Exercise goal -> Locate the string "power" in the listing below. Copy every line where it is found.

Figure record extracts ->
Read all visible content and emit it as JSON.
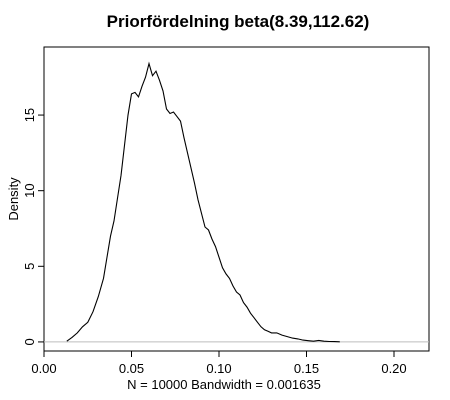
{
  "chart_data": {
    "type": "line",
    "title": "Priorfördelning beta(8.39,112.62)",
    "xlabel": "N = 10000   Bandwidth = 0.001635",
    "ylabel": "Density",
    "xlim": [
      0.0,
      0.22
    ],
    "ylim": [
      -0.6,
      19.5
    ],
    "x_ticks": [
      0.0,
      0.05,
      0.1,
      0.15,
      0.2
    ],
    "x_tick_labels": [
      "0.00",
      "0.05",
      "0.10",
      "0.15",
      "0.20"
    ],
    "y_ticks": [
      0,
      5,
      10,
      15
    ],
    "y_tick_labels": [
      "0",
      "5",
      "10",
      "15"
    ],
    "baseline": 0,
    "grid": false,
    "series": [
      {
        "x": [
          0.013,
          0.016,
          0.019,
          0.022,
          0.025,
          0.028,
          0.031,
          0.034,
          0.036,
          0.038,
          0.04,
          0.042,
          0.044,
          0.046,
          0.048,
          0.05,
          0.052,
          0.054,
          0.056,
          0.058,
          0.06,
          0.062,
          0.064,
          0.066,
          0.068,
          0.07,
          0.072,
          0.074,
          0.076,
          0.078,
          0.08,
          0.082,
          0.084,
          0.086,
          0.088,
          0.09,
          0.092,
          0.094,
          0.096,
          0.098,
          0.1,
          0.102,
          0.104,
          0.106,
          0.108,
          0.11,
          0.112,
          0.114,
          0.116,
          0.118,
          0.12,
          0.122,
          0.124,
          0.126,
          0.128,
          0.13,
          0.133,
          0.136,
          0.139,
          0.142,
          0.145,
          0.148,
          0.151,
          0.154,
          0.157,
          0.16,
          0.163,
          0.166,
          0.169
        ],
        "y": [
          0.05,
          0.3,
          0.6,
          1.0,
          1.3,
          2.0,
          3.0,
          4.2,
          5.6,
          7.0,
          8.0,
          9.5,
          11.0,
          13.0,
          15.0,
          16.4,
          16.5,
          16.2,
          16.9,
          17.5,
          18.4,
          17.6,
          17.9,
          17.3,
          16.6,
          15.4,
          15.1,
          15.2,
          14.9,
          14.6,
          13.5,
          12.5,
          11.5,
          10.5,
          9.4,
          8.5,
          7.6,
          7.4,
          6.8,
          6.3,
          5.6,
          4.9,
          4.5,
          4.2,
          3.7,
          3.3,
          3.1,
          2.6,
          2.3,
          1.9,
          1.6,
          1.3,
          1.0,
          0.8,
          0.7,
          0.6,
          0.6,
          0.45,
          0.35,
          0.25,
          0.2,
          0.12,
          0.08,
          0.05,
          0.1,
          0.05,
          0.03,
          0.02,
          0.01
        ]
      }
    ]
  }
}
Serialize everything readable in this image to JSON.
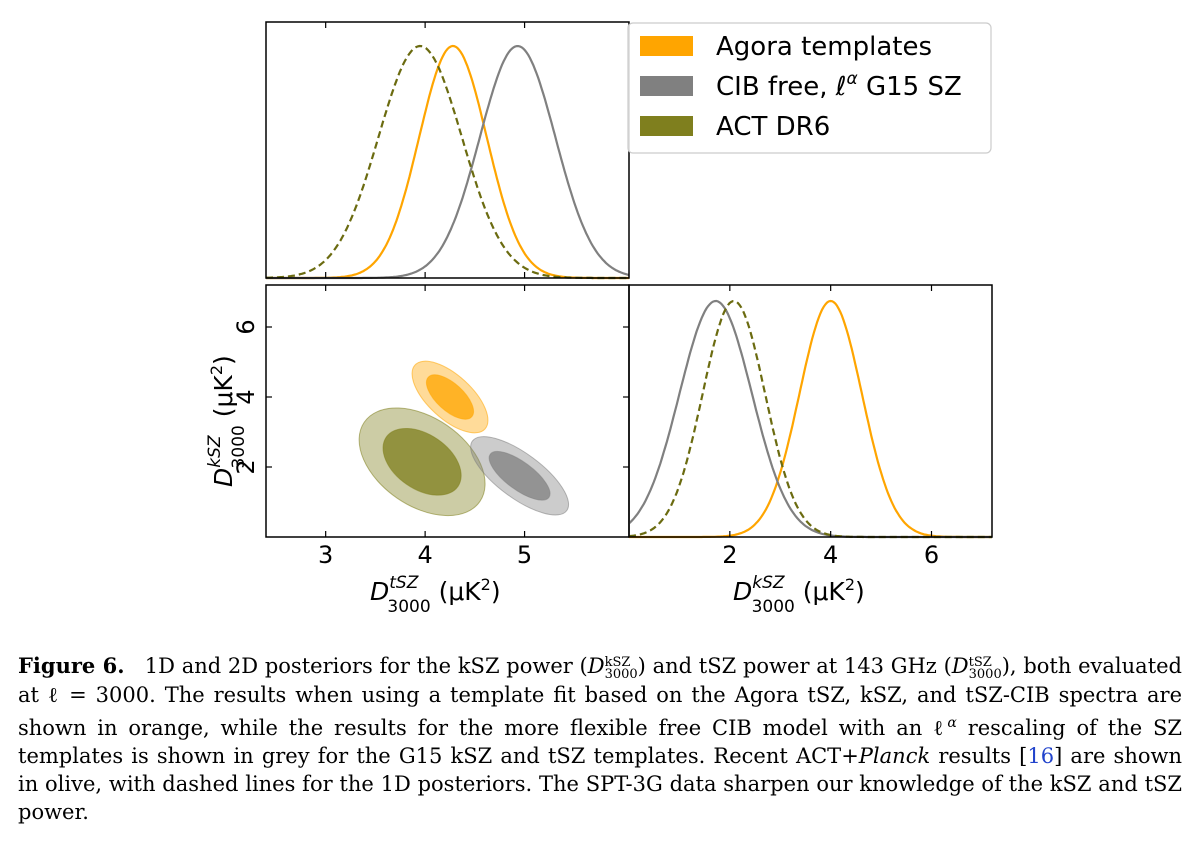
{
  "chart_data": [
    {
      "type": "line",
      "panel": "top-left (1D marginal of tSZ)",
      "xlabel": "D_3000^tSZ (μK²)",
      "xlim": [
        2.4,
        6.05
      ],
      "series": [
        {
          "name": "Agora templates",
          "color": "#ffa500",
          "style": "solid",
          "mean": 4.28,
          "sigma": 0.34
        },
        {
          "name": "CIB free, ℓ^α G15 SZ",
          "color": "#808080",
          "style": "solid",
          "mean": 4.93,
          "sigma": 0.38
        },
        {
          "name": "ACT DR6",
          "color": "#6b6b10",
          "style": "dashed",
          "mean": 3.95,
          "sigma": 0.42
        }
      ]
    },
    {
      "type": "scatter",
      "panel": "bottom-left (2D posterior)",
      "xlabel": "D_3000^tSZ (μK²)",
      "ylabel": "D_3000^kSZ (μK²)",
      "xlim": [
        2.4,
        6.05
      ],
      "ylim": [
        0,
        7.2
      ],
      "xticks": [
        3,
        4,
        5
      ],
      "yticks": [
        2,
        4,
        6
      ],
      "ellipses": [
        {
          "name": "Agora templates",
          "color": "#ffa500",
          "center": [
            4.25,
            4.0
          ],
          "slope": -2.6,
          "sigma_major": 0.4,
          "sigma_minor": 0.095
        },
        {
          "name": "CIB free, ℓ^α G15 SZ",
          "color": "#808080",
          "center": [
            4.95,
            1.75
          ],
          "slope": -2.1,
          "sigma_major": 0.45,
          "sigma_minor": 0.1
        },
        {
          "name": "ACT DR6",
          "color": "#7f7f1e",
          "center": [
            3.97,
            2.15
          ],
          "slope": -1.95,
          "sigma_major": 0.52,
          "sigma_minor": 0.2
        }
      ]
    },
    {
      "type": "line",
      "panel": "bottom-right (1D marginal of kSZ)",
      "xlabel": "D_3000^kSZ (μK²)",
      "xlim": [
        0,
        7.2
      ],
      "xticks": [
        2,
        4,
        6
      ],
      "series": [
        {
          "name": "Agora templates",
          "color": "#ffa500",
          "style": "solid",
          "mean": 4.0,
          "sigma": 0.62
        },
        {
          "name": "CIB free, ℓ^α G15 SZ",
          "color": "#808080",
          "style": "solid",
          "mean": 1.72,
          "sigma": 0.72
        },
        {
          "name": "ACT DR6",
          "color": "#6b6b10",
          "style": "dashed",
          "mean": 2.08,
          "sigma": 0.62
        }
      ]
    }
  ],
  "legend": {
    "placement": "top-right",
    "entries": [
      {
        "label_pre": "Agora templates",
        "label_sym": "",
        "label_post": "",
        "color": "#ffa500"
      },
      {
        "label_pre": "CIB free, ",
        "label_sym": "ℓ",
        "label_sup": "α",
        "label_post": " G15 SZ",
        "color": "#808080"
      },
      {
        "label_pre": "ACT DR6",
        "label_sym": "",
        "label_post": "",
        "color": "#7f7f1e"
      }
    ]
  },
  "axis_text": {
    "D": "D",
    "tsz_sup": "tSZ",
    "ksz_sup": "kSZ",
    "sub": "3000",
    "unit_open": " (μK",
    "unit_sq": "2",
    "unit_close": ")"
  },
  "caption": {
    "label": "Figure 6.",
    "p1": "1D and 2D posteriors for the kSZ power (",
    "sym1": "D",
    "sup1": "kSZ",
    "sub1": "3000",
    "p2": ") and tSZ power at 143 GHz (",
    "sym2": "D",
    "sup2": "tSZ",
    "sub2": "3000",
    "p3": "), both evaluated at ℓ = 3000. The results when using a template fit based on the Agora tSZ, kSZ, and tSZ-CIB spectra are shown in orange, while the results for the more flexible free CIB model with an ℓ",
    "sup_alpha": "α",
    "p4": " rescaling of the SZ templates is shown in grey for the G15 kSZ and tSZ templates. Recent ACT+",
    "planck": "Planck",
    "p5": " results [",
    "ref": "16",
    "p6": "] are shown in olive, with dashed lines for the 1D posteriors. The SPT-3G data sharpen our knowledge of the kSZ and tSZ power."
  }
}
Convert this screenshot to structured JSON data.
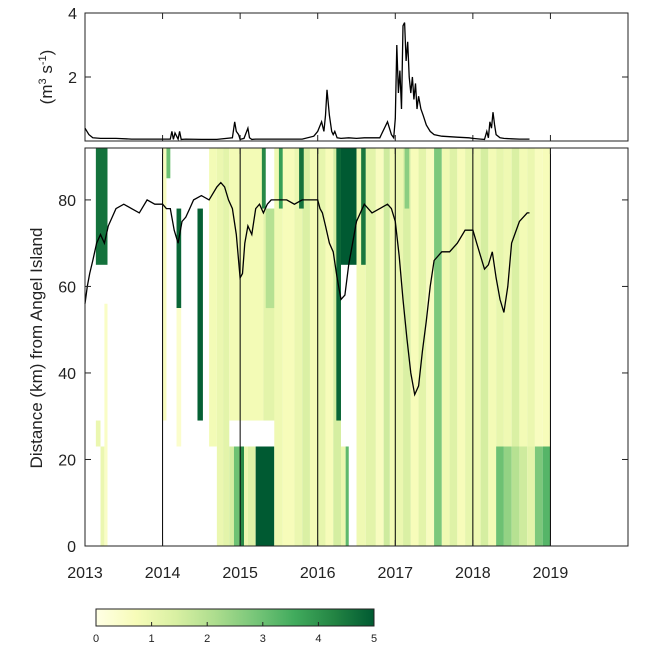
{
  "chart_data": [
    {
      "type": "line",
      "ylabel_main": "(m",
      "ylabel_sup1": "3",
      "ylabel_mid": " s",
      "ylabel_sup2": "-1",
      "ylabel_end": ")",
      "ylim": [
        0,
        4
      ],
      "yticks": [
        2,
        4
      ],
      "xlim": [
        2013,
        2020
      ],
      "series": [
        {
          "x": [
            2013.0,
            2013.05,
            2013.1,
            2013.2,
            2013.4,
            2013.6,
            2013.8,
            2014.0,
            2014.1,
            2014.12,
            2014.14,
            2014.16,
            2014.2,
            2014.22,
            2014.24,
            2014.3,
            2014.5,
            2014.7,
            2014.9,
            2014.93,
            2014.95,
            2014.98,
            2015.0,
            2015.05,
            2015.1,
            2015.12,
            2015.15,
            2015.2,
            2015.4,
            2015.6,
            2015.8,
            2015.95,
            2016.0,
            2016.05,
            2016.08,
            2016.1,
            2016.12,
            2016.15,
            2016.18,
            2016.2,
            2016.22,
            2016.25,
            2016.3,
            2016.4,
            2016.5,
            2016.6,
            2016.8,
            2016.9,
            2016.95,
            2016.98,
            2017.0,
            2017.02,
            2017.04,
            2017.06,
            2017.08,
            2017.1,
            2017.12,
            2017.14,
            2017.16,
            2017.18,
            2017.2,
            2017.22,
            2017.24,
            2017.26,
            2017.28,
            2017.3,
            2017.33,
            2017.36,
            2017.4,
            2017.45,
            2017.5,
            2017.6,
            2017.8,
            2017.95,
            2018.0,
            2018.1,
            2018.15,
            2018.18,
            2018.2,
            2018.22,
            2018.24,
            2018.26,
            2018.28,
            2018.3,
            2018.35,
            2018.4,
            2018.5,
            2018.6,
            2018.7,
            2018.73
          ],
          "y": [
            0.4,
            0.2,
            0.1,
            0.08,
            0.08,
            0.06,
            0.06,
            0.06,
            0.06,
            0.3,
            0.05,
            0.25,
            0.06,
            0.3,
            0.05,
            0.06,
            0.05,
            0.05,
            0.1,
            0.6,
            0.3,
            0.2,
            0.05,
            0.08,
            0.4,
            0.1,
            0.05,
            0.06,
            0.06,
            0.06,
            0.06,
            0.15,
            0.3,
            0.6,
            0.3,
            0.8,
            1.6,
            0.8,
            0.3,
            0.2,
            0.3,
            0.1,
            0.08,
            0.1,
            0.08,
            0.1,
            0.1,
            0.6,
            0.2,
            0.1,
            0.7,
            3.0,
            1.5,
            2.2,
            1.0,
            3.6,
            3.7,
            2.5,
            3.1,
            2.0,
            1.5,
            2.0,
            1.3,
            1.8,
            1.0,
            1.4,
            1.0,
            0.8,
            0.5,
            0.3,
            0.2,
            0.15,
            0.12,
            0.1,
            0.08,
            0.06,
            0.05,
            0.3,
            0.1,
            0.6,
            0.4,
            0.9,
            0.5,
            0.2,
            0.1,
            0.08,
            0.07,
            0.06,
            0.06,
            0.06
          ]
        }
      ]
    },
    {
      "type": "heatmap",
      "ylabel": "Distance (km) from Angel Island",
      "ylim": [
        0,
        92
      ],
      "yticks": [
        0,
        20,
        40,
        60,
        80
      ],
      "xlim": [
        2013,
        2020
      ],
      "xticks": [
        2013,
        2014,
        2015,
        2016,
        2017,
        2018,
        2019
      ],
      "year_lines": [
        2014,
        2015,
        2016,
        2017,
        2018,
        2019
      ],
      "colorbar": {
        "min": 0,
        "max": 5,
        "ticks": [
          0,
          1,
          2,
          3,
          4,
          5
        ],
        "stops": [
          "#ffffe5",
          "#f7fcb9",
          "#d9f0a3",
          "#addd8e",
          "#78c679",
          "#41ab5d",
          "#238443",
          "#005a32"
        ]
      },
      "cells": [
        [
          2013.14,
          2013.2,
          23,
          29,
          1.0
        ],
        [
          2013.2,
          2013.25,
          0,
          23,
          1.0
        ],
        [
          2013.25,
          2013.29,
          0,
          56,
          0.5
        ],
        [
          2013.14,
          2013.29,
          65,
          92,
          4.6
        ],
        [
          2014.0,
          2014.05,
          29,
          92,
          0.6
        ],
        [
          2014.05,
          2014.1,
          85,
          92,
          3.0
        ],
        [
          2014.18,
          2014.24,
          55,
          78,
          4.8
        ],
        [
          2014.18,
          2014.24,
          23,
          55,
          0.4
        ],
        [
          2014.45,
          2014.52,
          29,
          78,
          4.9
        ],
        [
          2014.6,
          2014.7,
          23,
          92,
          0.8
        ],
        [
          2014.7,
          2014.78,
          0,
          92,
          1.0
        ],
        [
          2014.78,
          2014.86,
          0,
          92,
          1.2
        ],
        [
          2014.86,
          2014.92,
          0,
          23,
          1.5
        ],
        [
          2014.92,
          2015.0,
          0,
          23,
          3.0
        ],
        [
          2015.0,
          2015.05,
          0,
          23,
          4.2
        ],
        [
          2015.05,
          2015.1,
          0,
          23,
          1.0
        ],
        [
          2015.1,
          2015.2,
          0,
          23,
          1.3
        ],
        [
          2015.2,
          2015.44,
          0,
          23,
          5.0
        ],
        [
          2014.86,
          2015.3,
          29,
          92,
          0.8
        ],
        [
          2015.28,
          2015.33,
          78,
          92,
          4.2
        ],
        [
          2015.3,
          2015.5,
          29,
          78,
          1.2
        ],
        [
          2015.33,
          2015.45,
          55,
          78,
          2.0
        ],
        [
          2015.44,
          2015.55,
          0,
          92,
          0.9
        ],
        [
          2015.5,
          2015.55,
          78,
          92,
          3.8
        ],
        [
          2015.55,
          2015.7,
          0,
          92,
          0.7
        ],
        [
          2015.7,
          2015.8,
          0,
          92,
          1.0
        ],
        [
          2015.8,
          2015.9,
          0,
          92,
          1.4
        ],
        [
          2015.76,
          2015.82,
          78,
          92,
          4.6
        ],
        [
          2015.9,
          2016.0,
          0,
          92,
          0.8
        ],
        [
          2016.0,
          2016.1,
          0,
          92,
          1.1
        ],
        [
          2016.1,
          2016.2,
          0,
          92,
          0.7
        ],
        [
          2016.2,
          2016.3,
          0,
          92,
          1.5
        ],
        [
          2016.24,
          2016.3,
          29,
          92,
          4.8
        ],
        [
          2016.3,
          2016.36,
          0,
          23,
          1.0
        ],
        [
          2016.3,
          2016.5,
          65,
          92,
          5.0
        ],
        [
          2016.36,
          2016.4,
          0,
          23,
          3.2
        ],
        [
          2016.5,
          2016.62,
          0,
          92,
          0.9
        ],
        [
          2016.56,
          2016.62,
          65,
          92,
          4.5
        ],
        [
          2016.62,
          2016.75,
          0,
          92,
          1.2
        ],
        [
          2016.75,
          2016.85,
          0,
          92,
          0.6
        ],
        [
          2016.85,
          2016.93,
          0,
          92,
          1.6
        ],
        [
          2016.93,
          2017.0,
          0,
          92,
          0.8
        ],
        [
          2017.0,
          2017.1,
          0,
          92,
          1.0
        ],
        [
          2017.1,
          2017.2,
          0,
          92,
          1.4
        ],
        [
          2017.2,
          2017.3,
          0,
          92,
          0.7
        ],
        [
          2017.12,
          2017.18,
          78,
          92,
          2.6
        ],
        [
          2017.3,
          2017.4,
          0,
          92,
          1.2
        ],
        [
          2017.4,
          2017.5,
          0,
          92,
          0.6
        ],
        [
          2017.5,
          2017.6,
          0,
          92,
          2.8
        ],
        [
          2017.6,
          2017.7,
          0,
          92,
          0.9
        ],
        [
          2017.7,
          2017.8,
          0,
          92,
          1.3
        ],
        [
          2017.8,
          2017.9,
          0,
          92,
          0.7
        ],
        [
          2017.9,
          2018.0,
          0,
          92,
          1.1
        ],
        [
          2018.0,
          2018.1,
          0,
          92,
          0.9
        ],
        [
          2018.1,
          2018.2,
          0,
          92,
          1.5
        ],
        [
          2018.2,
          2018.3,
          0,
          92,
          0.8
        ],
        [
          2018.3,
          2018.4,
          0,
          23,
          3.0
        ],
        [
          2018.3,
          2018.4,
          23,
          92,
          1.1
        ],
        [
          2018.4,
          2018.5,
          0,
          23,
          2.5
        ],
        [
          2018.4,
          2018.5,
          23,
          92,
          0.9
        ],
        [
          2018.5,
          2018.6,
          0,
          23,
          2.0
        ],
        [
          2018.5,
          2018.6,
          23,
          92,
          1.4
        ],
        [
          2018.6,
          2018.7,
          0,
          23,
          1.6
        ],
        [
          2018.6,
          2018.7,
          23,
          92,
          0.8
        ],
        [
          2018.7,
          2018.8,
          0,
          23,
          1.2
        ],
        [
          2018.7,
          2018.8,
          23,
          92,
          1.0
        ],
        [
          2018.8,
          2018.9,
          0,
          23,
          2.8
        ],
        [
          2018.8,
          2018.9,
          23,
          92,
          0.6
        ],
        [
          2018.9,
          2019.0,
          0,
          23,
          3.3
        ],
        [
          2018.9,
          2019.0,
          23,
          92,
          0.7
        ]
      ],
      "series": [
        {
          "x": [
            2013.0,
            2013.03,
            2013.06,
            2013.1,
            2013.15,
            2013.2,
            2013.25,
            2013.3,
            2013.4,
            2013.5,
            2013.6,
            2013.7,
            2013.8,
            2013.9,
            2014.0,
            2014.05,
            2014.1,
            2014.15,
            2014.2,
            2014.25,
            2014.3,
            2014.35,
            2014.4,
            2014.5,
            2014.6,
            2014.7,
            2014.75,
            2014.8,
            2014.85,
            2014.9,
            2014.95,
            2015.0,
            2015.03,
            2015.06,
            2015.1,
            2015.15,
            2015.2,
            2015.25,
            2015.3,
            2015.35,
            2015.4,
            2015.5,
            2015.6,
            2015.7,
            2015.8,
            2015.9,
            2016.0,
            2016.03,
            2016.06,
            2016.1,
            2016.15,
            2016.2,
            2016.25,
            2016.3,
            2016.35,
            2016.4,
            2016.5,
            2016.6,
            2016.7,
            2016.8,
            2016.9,
            2016.95,
            2017.0,
            2017.05,
            2017.1,
            2017.15,
            2017.2,
            2017.25,
            2017.3,
            2017.35,
            2017.4,
            2017.45,
            2017.5,
            2017.6,
            2017.7,
            2017.8,
            2017.9,
            2018.0,
            2018.05,
            2018.1,
            2018.15,
            2018.2,
            2018.25,
            2018.3,
            2018.35,
            2018.4,
            2018.45,
            2018.5,
            2018.6,
            2018.7,
            2018.73
          ],
          "y": [
            56,
            60,
            63,
            66,
            70,
            72,
            70,
            74,
            78,
            79,
            78,
            77,
            80,
            79,
            79,
            78,
            78,
            73,
            70,
            75,
            76,
            78,
            80,
            81,
            80,
            83,
            84,
            83,
            80,
            78,
            72,
            62,
            63,
            70,
            74,
            72,
            78,
            79,
            77,
            79,
            80,
            80,
            80,
            79,
            80,
            80,
            80,
            78,
            77,
            74,
            70,
            68,
            62,
            57,
            58,
            65,
            75,
            79,
            77,
            78,
            79,
            78,
            75,
            67,
            57,
            48,
            40,
            35,
            37,
            45,
            52,
            60,
            66,
            68,
            68,
            70,
            73,
            73,
            70,
            67,
            64,
            65,
            68,
            62,
            57,
            54,
            60,
            70,
            75,
            77,
            77
          ]
        }
      ]
    }
  ]
}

Completed task ->
    "p1": "1D and 2D posteriors for the kSZ power (",
    "p2": ") and tSZ power at 143 GHz (",
    "p6": "] are shown in olive, with dashed lines for the 1D posteriors. The SPT-3G data sharpen our knowledge of the kSZ and tSZ power."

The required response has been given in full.